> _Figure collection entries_
◇ ◇ ◇

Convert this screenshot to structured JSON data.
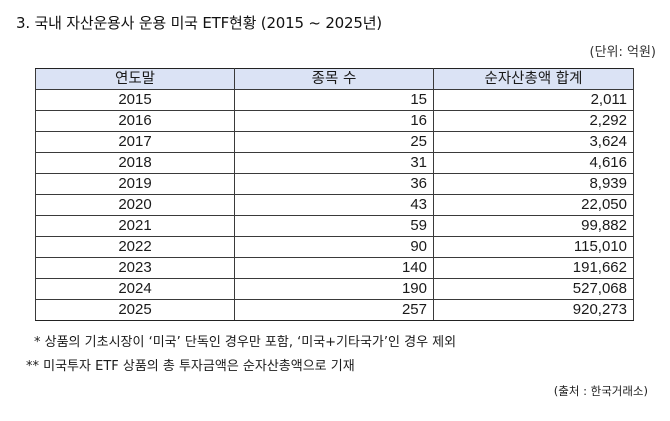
{
  "title": "3. 국내 자산운용사 운용 미국 ETF현황 (2015 ~ 2025년)",
  "unit": "(단위: 억원)",
  "table": {
    "headers": [
      "연도말",
      "종목 수",
      "순자산총액 합계"
    ],
    "rows": [
      {
        "year": "2015",
        "count": "15",
        "amount": "2,011"
      },
      {
        "year": "2016",
        "count": "16",
        "amount": "2,292"
      },
      {
        "year": "2017",
        "count": "25",
        "amount": "3,624"
      },
      {
        "year": "2018",
        "count": "31",
        "amount": "4,616"
      },
      {
        "year": "2019",
        "count": "36",
        "amount": "8,939"
      },
      {
        "year": "2020",
        "count": "43",
        "amount": "22,050"
      },
      {
        "year": "2021",
        "count": "59",
        "amount": "99,882"
      },
      {
        "year": "2022",
        "count": "90",
        "amount": "115,010"
      },
      {
        "year": "2023",
        "count": "140",
        "amount": "191,662"
      },
      {
        "year": "2024",
        "count": "190",
        "amount": "527,068"
      },
      {
        "year": "2025",
        "count": "257",
        "amount": "920,273"
      }
    ]
  },
  "notes": [
    "* 상품의 기초시장이 ‘미국’ 단독인 경우만 포함, ‘미국+기타국가’인 경우 제외",
    "** 미국투자 ETF 상품의 총 투자금액은 순자산총액으로 기재"
  ],
  "source": "(출처 : 한국거래소)",
  "colors": {
    "header_fill": "#dbe3f5",
    "border": "#3a3a3a"
  }
}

◇ ◇ ◇

> _What you have to do_
Go through the listing above and quote it exactly, apart from its images.

> _Task answer_
Convert this screenshot to structured JSON data.
{
  "title": "3. 국내 자산운용사 운용 미국 ETF현황 (2015 ~ 2025년)",
  "unit": "(단위: 억원)",
  "table": {
    "headers": [
      "연도말",
      "종목 수",
      "순자산총액 합계"
    ],
    "rows": [
      {
        "year": "2015",
        "count": "15",
        "amount": "2,011"
      },
      {
        "year": "2016",
        "count": "16",
        "amount": "2,292"
      },
      {
        "year": "2017",
        "count": "25",
        "amount": "3,624"
      },
      {
        "year": "2018",
        "count": "31",
        "amount": "4,616"
      },
      {
        "year": "2019",
        "count": "36",
        "amount": "8,939"
      },
      {
        "year": "2020",
        "count": "43",
        "amount": "22,050"
      },
      {
        "year": "2021",
        "count": "59",
        "amount": "99,882"
      },
      {
        "year": "2022",
        "count": "90",
        "amount": "115,010"
      },
      {
        "year": "2023",
        "count": "140",
        "amount": "191,662"
      },
      {
        "year": "2024",
        "count": "190",
        "amount": "527,068"
      },
      {
        "year": "2025",
        "count": "257",
        "amount": "920,273"
      }
    ]
  },
  "notes": [
    "* 상품의 기초시장이 ‘미국’ 단독인 경우만 포함, ‘미국+기타국가’인 경우 제외",
    "** 미국투자 ETF 상품의 총 투자금액은 순자산총액으로 기재"
  ],
  "source": "(출처 : 한국거래소)",
  "colors": {
    "header_fill": "#dbe3f5",
    "border": "#3a3a3a"
  }
}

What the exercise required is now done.